▶ _What you need to do_
Collect the lines of the entries where "poids" shows up.

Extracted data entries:

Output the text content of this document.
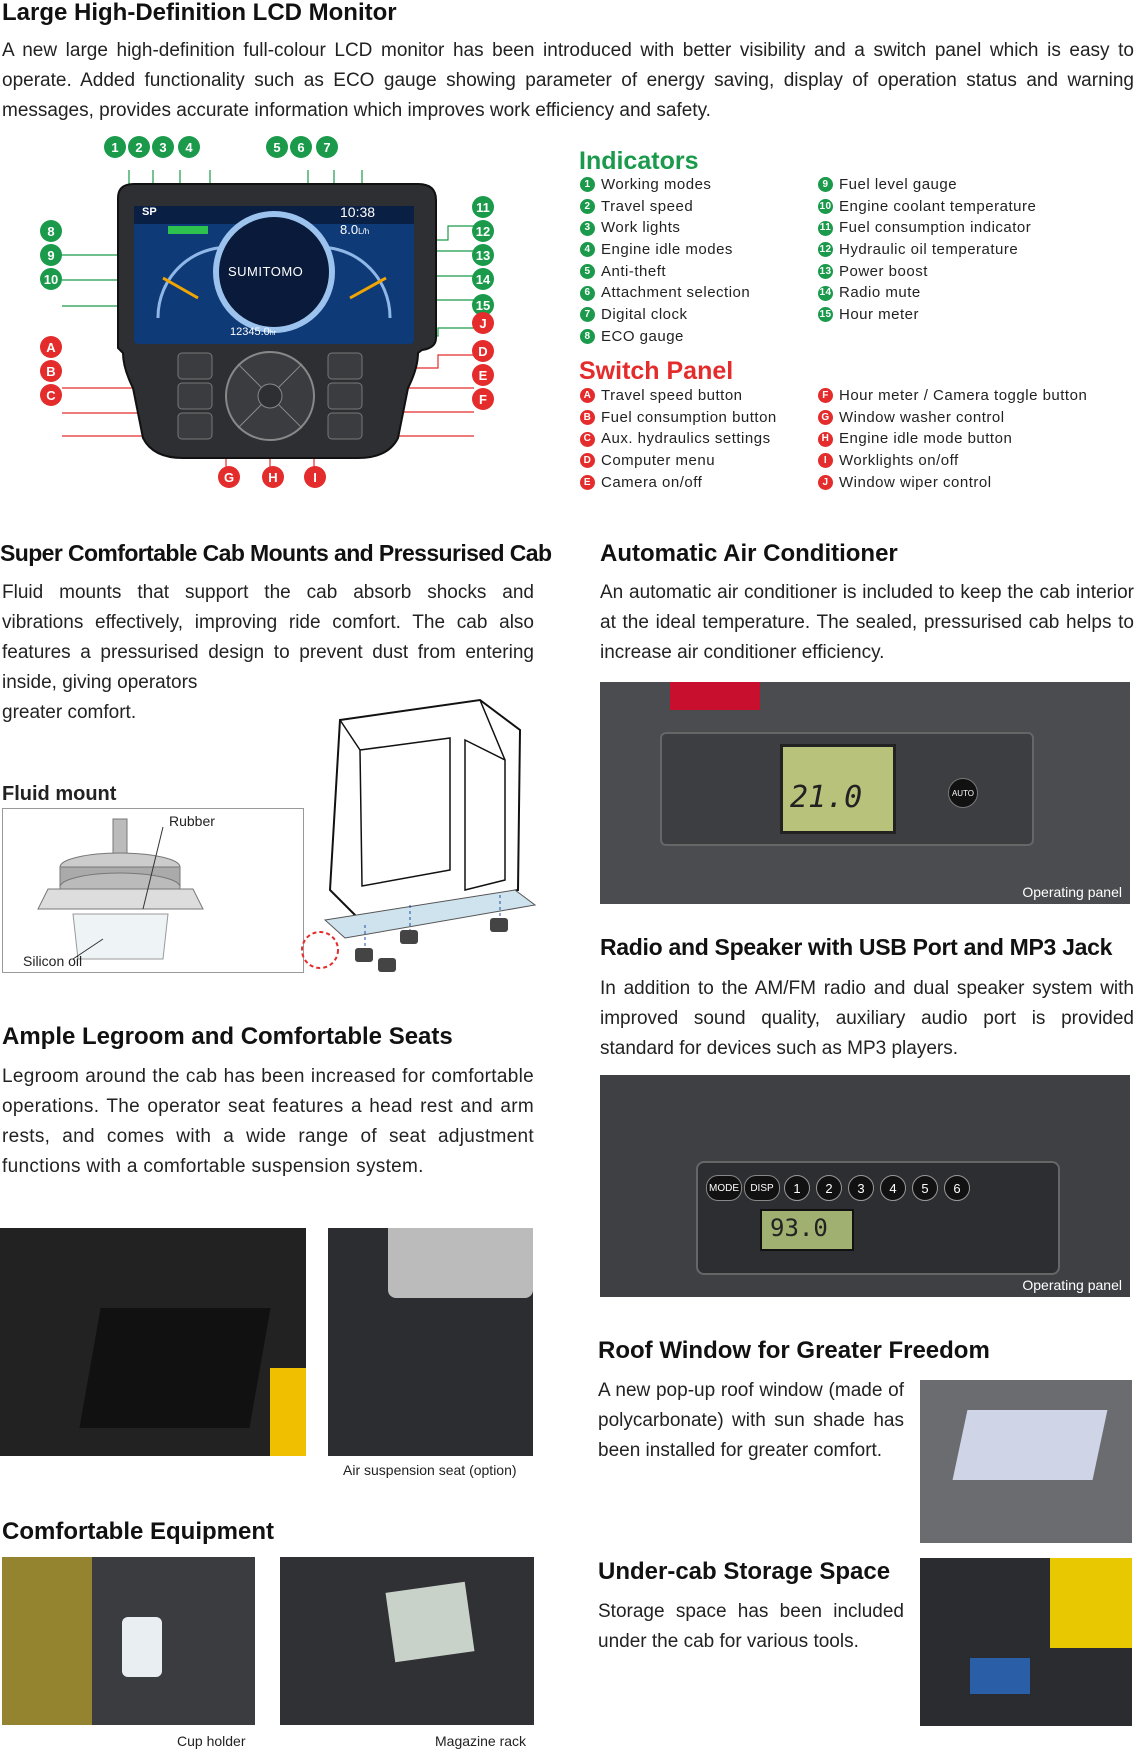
Large High-Definition LCD Monitor

A new large high-definition full-colour LCD monitor has been introduced with better visibility and a switch panel which is easy to operate. Added functionality such as ECO gauge showing parameter of energy saving, display of operation status and warning messages, provides accurate information which improves work efficiency and safety.

SP	10:38
8.0L/h
SUMITOMO
12345.0hr
1	2	3	4	5	6	7
8
9
10
11
12
13
14
15
A
B
C
J
D
E
F
G	H	I
Indicators
1 Working modes
2 Travel speed
3 Work lights
4 Engine idle modes
5 Anti-theft
6 Attachment selection
7 Digital clock
8 ECO gauge
9 Fuel level gauge
10 Engine coolant temperature
11 Fuel consumption indicator
12 Hydraulic oil temperature
13 Power boost
14 Radio mute
15 Hour meter
Switch Panel
A Travel speed button
B Fuel consumption button
C Aux. hydraulics settings
D Computer menu
E Camera on/off
F Hour meter / Camera toggle button
G Window washer control
H Engine idle mode button
I Worklights on/off
J Window wiper control
Super Comfortable Cab Mounts and Pressurised Cab

Fluid mounts that support the cab absorb shocks and vibrations effectively, improving ride comfort. The cab also features a pressurised design to prevent dust from entering inside, giving operators

greater comfort.

Fluid mount
Rubber
Silicon oil
Automatic Air Conditioner

An automatic air conditioner is included to keep the cab interior at the ideal temperature. The sealed, pressurised cab helps to increase air conditioner efficiency.

21.0	AUTO
Operating panel
Radio and Speaker with USB Port and MP3 Jack

In addition to the AM/FM radio and dual speaker system with improved sound quality, auxiliary audio port is provided standard for devices such as MP3 players.

MODE	DISP	1	2	3	4	5	6
93.0
Operating panel
Ample Legroom and Comfortable Seats

Legroom around the cab has been increased for comfortable operations. The operator seat features a head rest and arm rests, and comes with a wide range of seat adjustment functions with a comfortable suspension system.

Air suspension seat (option)
Roof Window for Greater Freedom

A new pop-up roof window (made of polycarbonate) with sun shade has been installed for greater comfort.

Comfortable Equipment
Cup holder	Magazine rack
Under-cab Storage Space

Storage space has been included under the cab for various tools.
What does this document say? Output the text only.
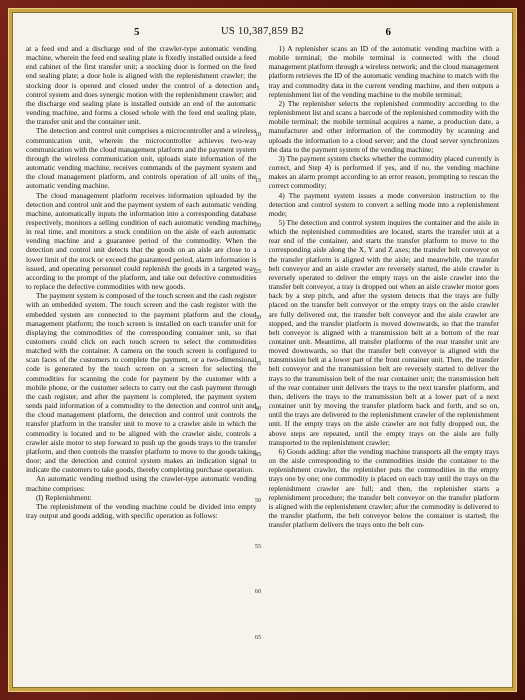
5	US 10,387,859 B2	6

at a feed end and a discharge end of the crawler-type automatic vending machine, wherein the feed end sealing plate is fixedly installed outside a feed end cabinet of the first transfer unit; a stocking door is formed on the feed end sealing plate; a door hole is aligned with the replenishment crawler; the stocking door is opened and closed under the control of a detection and control system and does synergic motion with the replenishment crawler; and the discharge end sealing plate is installed outside an end of the automatic vending machine, and forms a closed whole with the feed end sealing plate, the transfer unit and the container unit.

The detection and control unit comprises a microcontroller and a wireless communication unit, wherein the microcontroller achieves two-way communication with the cloud management platform and the payment system through the wireless communication unit, uploads state information of the automatic vending machine, receives commands of the payment system and the cloud management platform, and controls operation of all units of the automatic vending machine.

The cloud management platform receives information uploaded by the detection and control unit and the payment system of each automatic vending machine, automatically inputs the information into a corresponding database respectively, monitors a selling condition of each automatic vending machine in real time, and monitors a stock condition on the aisle of each automatic vending machine and a guarantee period of the commodity. When the detection and control unit detects that the goods on an aisle are close to a lower limit of the stock or exceed the guaranteed period, alarm information is issued, and operating personnel could replenish the goods in a targeted way according to the prompt of the platform, and take out defective commodities to replace the defective commodities with new goods.

The payment system is composed of the touch screen and the cash register with an embedded system. The touch screen and the cash register with the embedded system are connected to the payment platform and the cloud management platform; the touch screen is installed on each transfer unit for displaying the commodities of the corresponding container unit, so that customers could click on each touch screen to select the commodities matched with the container. A camera on the touch screen is configured to scan faces of the customers to complete the payment, or a two-dimensional code is generated by the touch screen on a screen for selecting the commodities for scanning the code for payment by the customer with a mobile phone, or the customer selects to carry out the cash payment through the cash register, and after the payment is completed, the payment system sends paid information of a commodity to the detection and control unit and the cloud management platform, the detection and control unit controls the transfer platform in the transfer unit to move to a crawler aisle in which the commodity is located and to be aligned with the crawler aisle, controls a crawler aisle motor to step forward to push up the goods trays to the transfer platform, and then controls the transfer platform to move to the goods taking door; and the detection and control system makes an indication signal to indicate the customers to take goods, thereby completing purchase operation.

An automatic vending method using the crawler-type automatic vending machine comprises:

(I) Replenishment:

The replenishment of the vending machine could be divided into empty tray output and goods adding, with specific operation as follows:

1) A replenisher scans an ID of the automatic vending machine with a mobile terminal; the mobile terminal is connected with the cloud management platform through a wireless network; and the cloud management platform retrieves the ID of the automatic vending machine to match with the tray and commodity data in the current vending machine, and then outputs a replenishment list of the vending machine to the mobile terminal;

2) The replenisher selects the replenished commodity according to the replenishment list and scans a barcode of the replenished commodity with the mobile terminal; the mobile terminal acquires a name, a production date, a manufacturer and other information of the commodity by scanning and uploads the information to a cloud server; and the cloud server synchronizes the data to the payment system of the vending machine;

3) The payment system checks whether the commodity placed currently is correct, and Step 4) is performed if yes, and if no, the vending machine makes an alarm prompt according to an error reason, prompting to rescan the correct commodity;

4) The payment system issues a mode conversion instruction to the detection and control system to convert a selling mode into a replenishment mode;

5) The detection and control system inquires the container and the aisle in which the replenished commodities are located, starts the transfer unit at a rear end of the container, and starts the transfer platform to move to the corresponding aisle along the X, Y and Z axes; the transfer belt conveyor on the transfer platform is aligned with the aisle; and meanwhile, the transfer belt conveyor and an aisle crawler are reversely started, the aisle crawler is reversely operated to deliver the empty trays on the aisle crawler into the transfer belt conveyor, a tray is dropped out when an aisle crawler motor goes back by a step pitch, and after the system detects that the trays are fully placed on the transfer belt conveyor or the empty trays on the aisle crawler are fully delivered out, the transfer belt conveyor and the aisle crawler are stopped, and the transfer platform is moved downwards, so that the transfer belt conveyor is aligned with a transmission belt at a bottom of the rear container unit. Meantime, all transfer platforms of the rear transfer unit are moved downwards, so that the transfer belt conveyor is aligned with the transmission belt at a lower part of the front container unit. Then, the transfer belt conveyor and the transmission belt are reversely started to deliver the trays to the transmission belt of the rear container unit; the transmission belt of the rear container unit delivers the trays to the next transfer platform, and then, delivers the trays to the transmission belt at a lower part of a next container unit by moving the transfer platform back and forth, and so on, until the trays are delivered to the replenishment crawler of the replenishment unit. If the empty trays on the aisle crawler are not fully dropped out, the above steps are repeated, until the empty trays on the aisle are fully transported to the replenishment crawler;

6) Goods adding: after the vending machine transports all the empty trays on the aisle corresponding to the commodities inside the container to the replenishment crawler, the replenisher puts the commodities in the empty trays one by one; one commodity is placed on each tray until the trays on the replenishment crawler are full; and then, the replenisher starts a replenishment procedure; the transfer belt conveyor on the transfer platform is aligned with the replenishment crawler; after the commodity is delivered to the transfer platform, the belt conveyor below the container is started; the transfer platform delivers the trays onto the belt con-

5
10
15
20
25
30
35
40
45
50
55
60
65
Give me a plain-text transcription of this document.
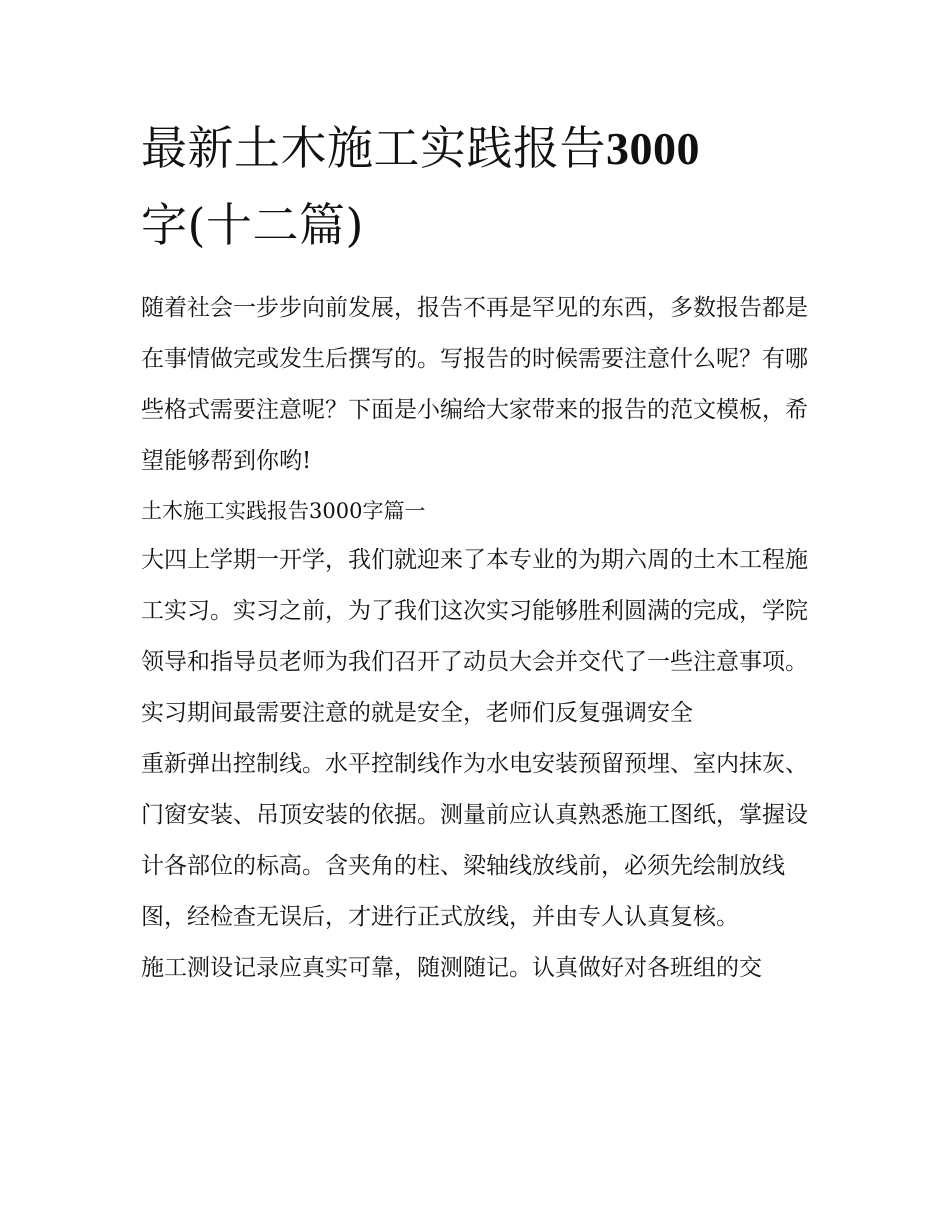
最新土木施工实践报告3000
字(十二篇)

随着社会一步步向前发展，报告不再是罕见的东西，多数报告都是在事情做完或发生后撰写的。写报告的时候需要注意什么呢？有哪些格式需要注意呢？下面是小编给大家带来的报告的范文模板，希望能够帮到你哟!

土木施工实践报告3000字篇一

大四上学期一开学，我们就迎来了本专业的为期六周的土木工程施工实习。实习之前，为了我们这次实习能够胜利圆满的完成，学院领导和指导员老师为我们召开了动员大会并交代了一些注意事项。实习期间最需要注意的就是安全，老师们反复强调安全

重新弹出控制线。水平控制线作为水电安装预留预埋、室内抹灰、门窗安装、吊顶安装的依据。测量前应认真熟悉施工图纸，掌握设计各部位的标高。含夹角的柱、梁轴线放线前，必须先绘制放线图，经检查无误后，才进行正式放线，并由专人认真复核。

施工测设记录应真实可靠，随测随记。认真做好对各班组的交
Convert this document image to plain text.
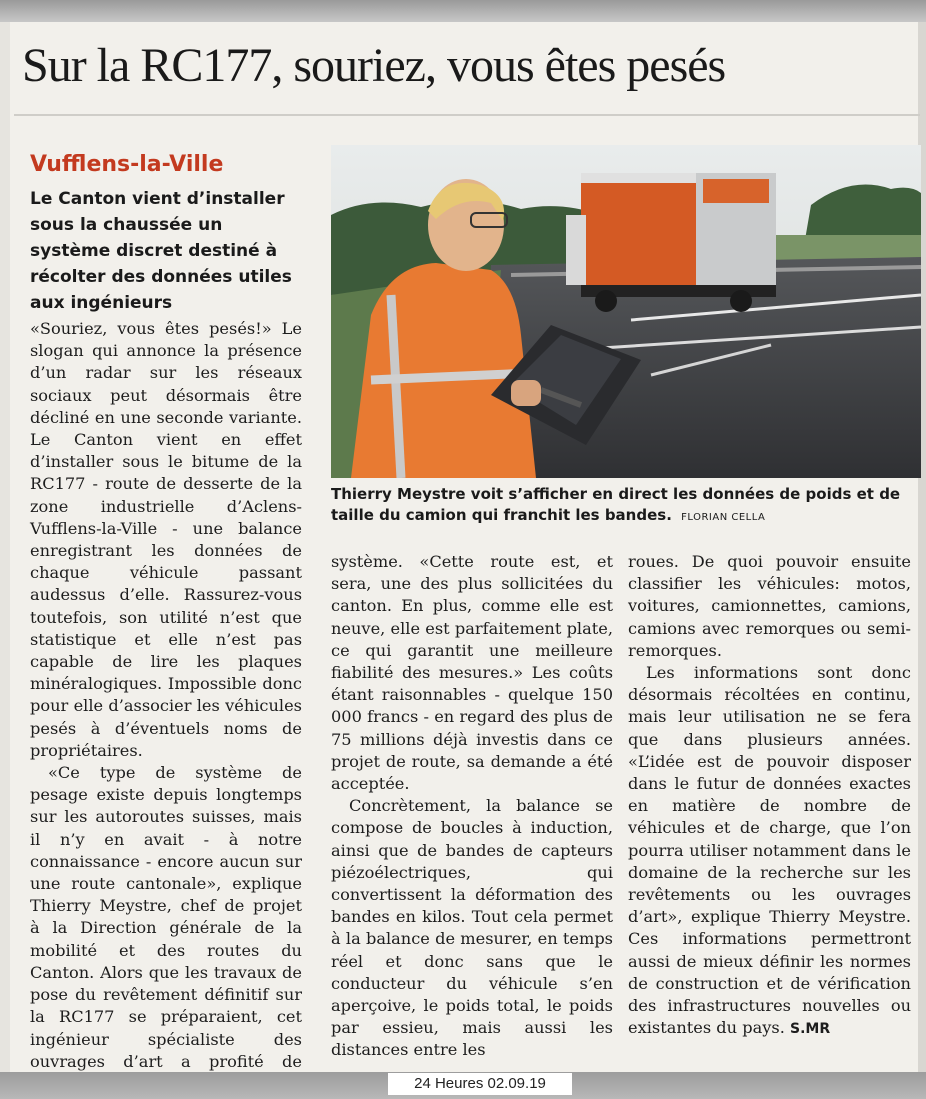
Sur la RC177, souriez, vous êtes pesés
Vufflens-la-Ville
Le Canton vient d’installer sous la chaussée un système discret destiné à récolter des données utiles aux ingénieurs

«Souriez, vous êtes pesés!» Le slogan qui annonce la présence d’un radar sur les réseaux sociaux peut désormais être décliné en une seconde variante. Le Canton vient en effet d’installer sous le bitume de la RC177 - route de desserte de la zone industrielle d’Aclens-Vufflens-la-Ville - une balance enregistrant les données de chaque véhicule passant audessus d’elle. Rassurez-vous toutefois, son utilité n’est que statistique et elle n’est pas capable de lire les plaques minéralogiques. Impossible donc pour elle d’associer les véhicules pesés à d’éventuels noms de propriétaires.

«Ce type de système de pesage existe depuis longtemps sur les autoroutes suisses, mais il n’y en avait - à notre connaissance - encore aucun sur une route cantonale», explique Thierry Meystre, chef de projet à la Direction générale de la mobilité et des routes du Canton. Alors que les travaux de pose du revêtement définitif sur la RC177 se préparaient, cet ingénieur spécialiste des ouvrages d’art a profité de

Thierry Meystre voit s’afficher en direct les données de poids et de taille du camion qui franchit les bandes. FLORIAN CELLA

système. «Cette route est, et sera, une des plus sollicitées du canton. En plus, comme elle est neuve, elle est parfaitement plate, ce qui garantit une meilleure fiabilité des mesures.» Les coûts étant raisonnables - quelque 150 000 francs - en regard des plus de 75 millions déjà investis dans ce projet de route, sa demande a été acceptée.

Concrètement, la balance se compose de boucles à induction, ainsi que de bandes de capteurs piézoélectriques, qui convertissent la déformation des bandes en kilos. Tout cela permet à la balance de mesurer, en temps réel et donc sans que le conducteur du véhicule s’en aperçoive, le poids total, le poids par essieu, mais aussi les distances entre les

roues. De quoi pouvoir ensuite classifier les véhicules: motos, voitures, camionnettes, camions, camions avec remorques ou semi-remorques.

Les informations sont donc désormais récoltées en continu, mais leur utilisation ne se fera que dans plusieurs années. «L’idée est de pouvoir disposer dans le futur de données exactes en matière de nombre de véhicules et de charge, que l’on pourra utiliser notamment dans le domaine de la recherche sur les revêtements ou les ouvrages d’art», explique Thierry Meystre. Ces informations permettront aussi de mieux définir les normes de construction et de vérification des infrastructures nouvelles ou existantes du pays. S.MR

24 Heures 02.09.19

▶ _Final result_
Thierry Meystre voit s’afficher en direct les données de poids et de taille du camion qui franchit les bandes. FLORIAN CELLA
Concrètement, la balance se compose de boucles à induction, ainsi que de bandes de capteurs piézoélectriques, qui convertissent la déformation des bandes en kilos. Tout cela permet à la balance de mesurer, en temps réel et donc sans que le conducteur du véhicule s’en aperçoive, le poids total, le poids par essieu, mais aussi les distances entre les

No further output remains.